**GIVEN RECORDS:**
* * *
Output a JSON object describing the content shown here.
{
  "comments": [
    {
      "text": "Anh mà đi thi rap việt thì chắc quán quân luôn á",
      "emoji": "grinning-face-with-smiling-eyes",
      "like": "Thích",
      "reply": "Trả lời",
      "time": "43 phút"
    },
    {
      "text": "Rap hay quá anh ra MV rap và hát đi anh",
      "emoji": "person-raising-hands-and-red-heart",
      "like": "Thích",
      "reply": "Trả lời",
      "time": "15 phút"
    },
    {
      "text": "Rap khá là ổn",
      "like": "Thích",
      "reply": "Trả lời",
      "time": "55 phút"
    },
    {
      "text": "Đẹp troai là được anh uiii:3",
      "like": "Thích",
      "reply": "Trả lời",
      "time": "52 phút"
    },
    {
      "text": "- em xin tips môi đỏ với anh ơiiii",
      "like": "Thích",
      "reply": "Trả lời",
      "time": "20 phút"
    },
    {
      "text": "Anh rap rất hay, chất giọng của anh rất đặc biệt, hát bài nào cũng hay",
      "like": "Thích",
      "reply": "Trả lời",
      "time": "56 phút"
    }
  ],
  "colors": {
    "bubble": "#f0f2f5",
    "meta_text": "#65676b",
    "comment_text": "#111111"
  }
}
* * *
**EXERCISE TASK:** Set down every line of the listing above again, exactly as given.

**WRITTEN ANSWER:**
Output a JSON object describing the content shown here.
{
  "comments": [
    {
      "text": "Anh mà đi thi rap việt thì chắc quán quân luôn á",
      "emoji": "grinning-face-with-smiling-eyes",
      "like": "Thích",
      "reply": "Trả lời",
      "time": "43 phút"
    },
    {
      "text": "Rap hay quá anh ra MV rap và hát đi anh",
      "emoji": "person-raising-hands-and-red-heart",
      "like": "Thích",
      "reply": "Trả lời",
      "time": "15 phút"
    },
    {
      "text": "Rap khá là ổn",
      "like": "Thích",
      "reply": "Trả lời",
      "time": "55 phút"
    },
    {
      "text": "Đẹp troai là được anh uiii:3",
      "like": "Thích",
      "reply": "Trả lời",
      "time": "52 phút"
    },
    {
      "text": "- em xin tips môi đỏ với anh ơiiii",
      "like": "Thích",
      "reply": "Trả lời",
      "time": "20 phút"
    },
    {
      "text": "Anh rap rất hay, chất giọng của anh rất đặc biệt, hát bài nào cũng hay",
      "like": "Thích",
      "reply": "Trả lời",
      "time": "56 phút"
    }
  ],
  "colors": {
    "bubble": "#f0f2f5",
    "meta_text": "#65676b",
    "comment_text": "#111111"
  }
}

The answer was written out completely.